▶ _Entries shown_
=-=-=

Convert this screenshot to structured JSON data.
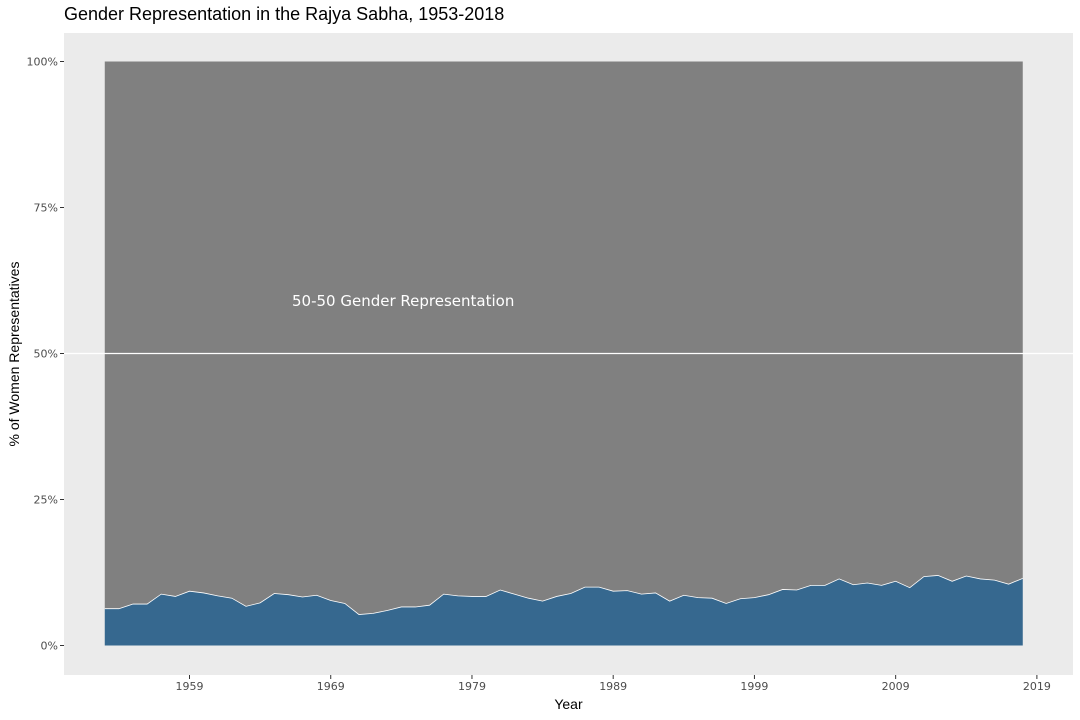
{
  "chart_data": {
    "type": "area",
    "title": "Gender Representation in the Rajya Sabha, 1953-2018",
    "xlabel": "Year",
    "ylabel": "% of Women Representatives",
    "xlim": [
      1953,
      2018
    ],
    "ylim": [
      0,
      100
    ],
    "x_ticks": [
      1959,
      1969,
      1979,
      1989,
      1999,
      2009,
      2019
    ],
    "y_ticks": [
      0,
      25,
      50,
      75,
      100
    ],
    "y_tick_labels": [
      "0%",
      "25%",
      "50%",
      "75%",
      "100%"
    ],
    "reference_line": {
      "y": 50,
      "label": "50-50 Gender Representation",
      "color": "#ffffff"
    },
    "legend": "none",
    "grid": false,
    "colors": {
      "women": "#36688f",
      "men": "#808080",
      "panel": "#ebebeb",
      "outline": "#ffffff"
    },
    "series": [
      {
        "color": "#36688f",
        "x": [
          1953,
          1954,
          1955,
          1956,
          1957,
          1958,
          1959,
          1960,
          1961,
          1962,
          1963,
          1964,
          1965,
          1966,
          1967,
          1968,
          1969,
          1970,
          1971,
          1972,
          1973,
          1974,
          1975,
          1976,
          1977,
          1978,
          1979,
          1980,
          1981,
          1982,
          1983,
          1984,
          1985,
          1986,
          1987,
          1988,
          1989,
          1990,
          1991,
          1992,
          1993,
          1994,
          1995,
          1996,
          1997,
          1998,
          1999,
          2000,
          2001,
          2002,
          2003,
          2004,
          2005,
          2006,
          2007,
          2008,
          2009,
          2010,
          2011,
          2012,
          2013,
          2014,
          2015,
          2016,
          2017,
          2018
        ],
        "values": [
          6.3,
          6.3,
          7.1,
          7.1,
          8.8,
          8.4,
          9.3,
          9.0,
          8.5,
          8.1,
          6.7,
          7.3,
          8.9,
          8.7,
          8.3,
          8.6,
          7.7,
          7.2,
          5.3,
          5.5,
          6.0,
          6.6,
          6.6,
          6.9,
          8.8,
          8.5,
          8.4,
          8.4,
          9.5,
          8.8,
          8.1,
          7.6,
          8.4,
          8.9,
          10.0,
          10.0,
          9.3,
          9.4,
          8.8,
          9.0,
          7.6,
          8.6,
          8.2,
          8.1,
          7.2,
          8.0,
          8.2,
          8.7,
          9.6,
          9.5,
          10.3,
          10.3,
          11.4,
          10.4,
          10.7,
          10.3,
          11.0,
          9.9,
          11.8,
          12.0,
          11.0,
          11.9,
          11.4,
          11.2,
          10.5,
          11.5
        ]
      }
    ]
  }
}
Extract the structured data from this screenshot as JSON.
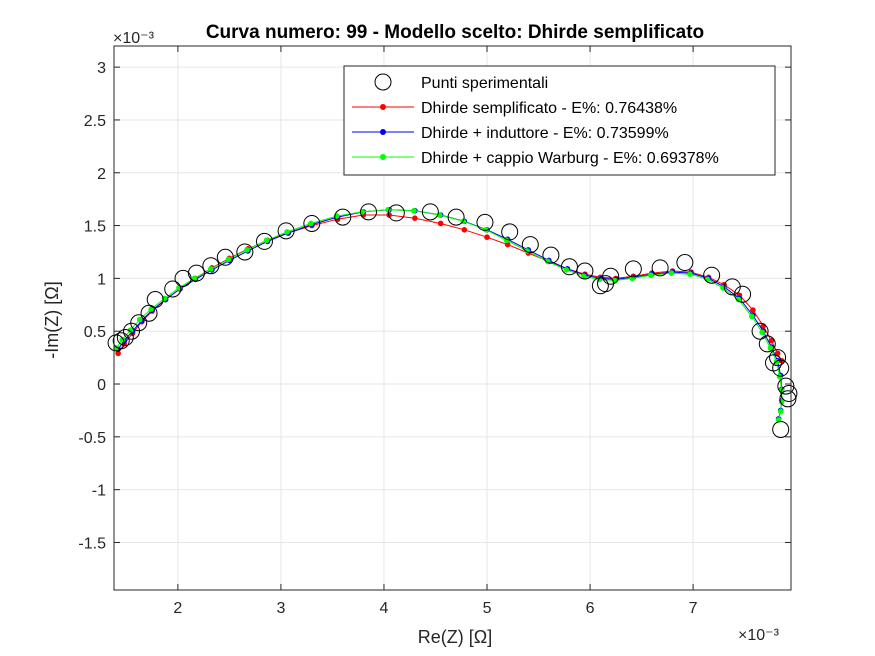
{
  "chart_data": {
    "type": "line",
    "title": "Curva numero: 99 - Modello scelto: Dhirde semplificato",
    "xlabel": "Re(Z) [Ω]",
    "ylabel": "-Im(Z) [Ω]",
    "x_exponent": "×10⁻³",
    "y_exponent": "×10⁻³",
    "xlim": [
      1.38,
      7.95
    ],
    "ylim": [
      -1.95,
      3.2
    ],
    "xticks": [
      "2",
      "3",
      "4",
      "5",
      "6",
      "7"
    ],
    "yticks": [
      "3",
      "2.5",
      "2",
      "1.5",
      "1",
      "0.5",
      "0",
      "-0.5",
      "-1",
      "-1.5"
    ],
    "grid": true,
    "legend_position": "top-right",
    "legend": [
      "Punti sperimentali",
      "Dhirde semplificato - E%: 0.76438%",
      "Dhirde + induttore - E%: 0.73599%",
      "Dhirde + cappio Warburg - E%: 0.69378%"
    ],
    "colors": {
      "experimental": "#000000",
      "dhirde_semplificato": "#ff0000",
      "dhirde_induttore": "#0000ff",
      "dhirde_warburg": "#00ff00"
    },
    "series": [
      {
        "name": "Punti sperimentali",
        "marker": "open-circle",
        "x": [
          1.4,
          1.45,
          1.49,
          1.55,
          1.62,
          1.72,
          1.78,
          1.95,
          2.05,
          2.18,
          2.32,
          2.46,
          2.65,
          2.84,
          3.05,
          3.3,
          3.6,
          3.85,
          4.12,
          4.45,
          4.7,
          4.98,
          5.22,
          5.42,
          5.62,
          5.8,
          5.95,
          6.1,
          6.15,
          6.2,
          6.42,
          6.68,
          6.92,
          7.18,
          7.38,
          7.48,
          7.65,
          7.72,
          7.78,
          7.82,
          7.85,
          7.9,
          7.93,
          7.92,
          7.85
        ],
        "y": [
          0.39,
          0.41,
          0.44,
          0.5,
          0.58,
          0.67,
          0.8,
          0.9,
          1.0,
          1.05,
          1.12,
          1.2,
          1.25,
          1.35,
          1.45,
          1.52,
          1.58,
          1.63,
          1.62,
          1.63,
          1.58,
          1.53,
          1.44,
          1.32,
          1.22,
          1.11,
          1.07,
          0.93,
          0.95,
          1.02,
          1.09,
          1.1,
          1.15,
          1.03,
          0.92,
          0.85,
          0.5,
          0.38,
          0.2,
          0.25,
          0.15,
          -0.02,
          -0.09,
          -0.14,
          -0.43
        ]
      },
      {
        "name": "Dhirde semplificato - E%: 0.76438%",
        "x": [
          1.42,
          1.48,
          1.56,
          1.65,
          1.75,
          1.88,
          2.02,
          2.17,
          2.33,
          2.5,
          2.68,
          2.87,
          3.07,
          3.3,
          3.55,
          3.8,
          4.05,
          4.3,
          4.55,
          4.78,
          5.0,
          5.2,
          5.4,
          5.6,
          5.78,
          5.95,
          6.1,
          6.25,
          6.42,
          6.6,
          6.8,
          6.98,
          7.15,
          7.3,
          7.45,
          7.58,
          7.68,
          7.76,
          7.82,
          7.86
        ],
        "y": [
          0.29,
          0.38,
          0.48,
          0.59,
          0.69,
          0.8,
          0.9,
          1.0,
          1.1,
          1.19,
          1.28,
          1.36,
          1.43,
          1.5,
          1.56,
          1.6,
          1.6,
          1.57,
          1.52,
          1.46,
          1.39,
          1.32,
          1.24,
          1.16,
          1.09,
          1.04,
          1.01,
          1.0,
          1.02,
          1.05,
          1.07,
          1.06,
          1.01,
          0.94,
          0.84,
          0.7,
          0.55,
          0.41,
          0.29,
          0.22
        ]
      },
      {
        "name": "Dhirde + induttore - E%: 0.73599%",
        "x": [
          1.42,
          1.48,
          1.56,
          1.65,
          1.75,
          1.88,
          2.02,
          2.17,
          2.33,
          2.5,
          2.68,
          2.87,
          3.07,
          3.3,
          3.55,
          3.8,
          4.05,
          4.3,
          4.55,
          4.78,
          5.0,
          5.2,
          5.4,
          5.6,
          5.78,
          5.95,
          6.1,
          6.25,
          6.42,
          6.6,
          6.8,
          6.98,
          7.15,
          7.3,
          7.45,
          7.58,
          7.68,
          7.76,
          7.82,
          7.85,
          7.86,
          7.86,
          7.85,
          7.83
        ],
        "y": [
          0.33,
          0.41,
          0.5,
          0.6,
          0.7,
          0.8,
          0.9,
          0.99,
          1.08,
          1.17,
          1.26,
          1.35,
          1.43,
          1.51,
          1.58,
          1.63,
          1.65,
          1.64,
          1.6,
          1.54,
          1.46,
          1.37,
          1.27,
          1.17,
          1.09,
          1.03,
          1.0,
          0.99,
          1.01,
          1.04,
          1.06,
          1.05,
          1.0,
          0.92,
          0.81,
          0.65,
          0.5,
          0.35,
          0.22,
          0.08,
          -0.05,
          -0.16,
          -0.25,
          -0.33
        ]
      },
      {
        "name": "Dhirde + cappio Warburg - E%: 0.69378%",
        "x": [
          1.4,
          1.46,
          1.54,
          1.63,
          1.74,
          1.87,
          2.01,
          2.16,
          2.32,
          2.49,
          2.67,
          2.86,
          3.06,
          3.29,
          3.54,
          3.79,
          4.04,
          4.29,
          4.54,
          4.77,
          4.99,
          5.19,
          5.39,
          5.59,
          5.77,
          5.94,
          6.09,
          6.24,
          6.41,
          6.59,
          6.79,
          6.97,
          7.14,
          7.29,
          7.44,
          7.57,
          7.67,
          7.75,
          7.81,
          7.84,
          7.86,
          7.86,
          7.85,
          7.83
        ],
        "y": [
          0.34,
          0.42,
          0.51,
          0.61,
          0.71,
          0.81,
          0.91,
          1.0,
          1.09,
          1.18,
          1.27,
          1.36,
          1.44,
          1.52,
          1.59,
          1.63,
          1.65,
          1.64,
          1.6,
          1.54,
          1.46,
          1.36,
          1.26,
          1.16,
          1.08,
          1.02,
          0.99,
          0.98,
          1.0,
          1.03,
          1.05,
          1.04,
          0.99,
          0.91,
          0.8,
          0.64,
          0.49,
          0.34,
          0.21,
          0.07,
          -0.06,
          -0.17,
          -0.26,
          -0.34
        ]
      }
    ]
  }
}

=-=-=

▶ _The request_
How many of the lines above include the string "JSON"? Reply with the number by itself.

▶ _Response to this exercise_
2